§ TASK TO CARRY OUT
Every line in the listing is to be echoed verbatim.

(Records that describe figures)

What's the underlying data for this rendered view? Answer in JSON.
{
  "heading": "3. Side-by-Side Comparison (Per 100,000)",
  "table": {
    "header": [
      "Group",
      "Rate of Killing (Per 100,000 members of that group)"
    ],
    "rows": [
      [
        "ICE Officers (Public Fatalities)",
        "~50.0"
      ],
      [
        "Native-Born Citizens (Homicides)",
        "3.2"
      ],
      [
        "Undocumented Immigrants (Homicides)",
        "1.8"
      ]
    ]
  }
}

§ ANSWER TO THIS PROBLEM
What's the underlying data for this rendered view? Answer in JSON.
{
  "heading": "3. Side-by-Side Comparison (Per 100,000)",
  "table": {
    "header": [
      "Group",
      "Rate of Killing (Per 100,000 members of that group)"
    ],
    "rows": [
      [
        "ICE Officers (Public Fatalities)",
        "~50.0"
      ],
      [
        "Native-Born Citizens (Homicides)",
        "3.2"
      ],
      [
        "Undocumented Immigrants (Homicides)",
        "1.8"
      ]
    ]
  }
}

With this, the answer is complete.